**** MATERIAL TO PROCESS

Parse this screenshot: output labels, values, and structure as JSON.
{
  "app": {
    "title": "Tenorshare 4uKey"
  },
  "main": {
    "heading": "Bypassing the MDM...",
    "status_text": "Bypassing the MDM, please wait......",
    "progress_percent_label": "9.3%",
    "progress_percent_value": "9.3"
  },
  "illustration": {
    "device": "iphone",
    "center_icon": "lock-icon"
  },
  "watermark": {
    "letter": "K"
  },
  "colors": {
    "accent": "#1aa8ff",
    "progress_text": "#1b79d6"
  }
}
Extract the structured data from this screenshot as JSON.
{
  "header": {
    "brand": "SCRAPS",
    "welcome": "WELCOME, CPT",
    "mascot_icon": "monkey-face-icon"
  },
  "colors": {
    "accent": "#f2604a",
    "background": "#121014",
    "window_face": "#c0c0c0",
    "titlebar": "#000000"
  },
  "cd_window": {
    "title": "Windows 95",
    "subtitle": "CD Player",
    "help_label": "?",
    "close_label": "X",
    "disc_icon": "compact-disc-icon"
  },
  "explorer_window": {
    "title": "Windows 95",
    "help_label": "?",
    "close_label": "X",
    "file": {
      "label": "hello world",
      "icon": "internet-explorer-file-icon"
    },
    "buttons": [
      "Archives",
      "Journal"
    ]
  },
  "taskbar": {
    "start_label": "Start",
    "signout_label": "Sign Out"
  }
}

********

*TASK INSTRUCTIONS*
Exactly reproduce every line found in the records.

*EXERCISE SOLUTION*
Parse this screenshot: output labels, values, and structure as JSON.
{
  "app": {
    "title": "Tenorshare 4uKey"
  },
  "main": {
    "heading": "Bypassing the MDM...",
    "status_text": "Bypassing the MDM, please wait......",
    "progress_percent_label": "9.3%",
    "progress_percent_value": "9.3"
  },
  "illustration": {
    "device": "iphone",
    "center_icon": "lock-icon"
  },
  "watermark": {
    "letter": "K"
  },
  "colors": {
    "accent": "#1aa8ff",
    "progress_text": "#1b79d6"
  }
}
Extract the structured data from this screenshot as JSON.
{
  "header": {
    "brand": "SCRAPS",
    "welcome": "WELCOME, CPT",
    "mascot_icon": "monkey-face-icon"
  },
  "colors": {
    "accent": "#f2604a",
    "background": "#121014",
    "window_face": "#c0c0c0",
    "titlebar": "#000000"
  },
  "cd_window": {
    "title": "Windows 95",
    "subtitle": "CD Player",
    "help_label": "?",
    "close_label": "X",
    "disc_icon": "compact-disc-icon"
  },
  "explorer_window": {
    "title": "Windows 95",
    "help_label": "?",
    "close_label": "X",
    "file": {
      "label": "hello world",
      "icon": "internet-explorer-file-icon"
    },
    "buttons": [
      "Archives",
      "Journal"
    ]
  },
  "taskbar": {
    "start_label": "Start",
    "signout_label": "Sign Out"
  }
}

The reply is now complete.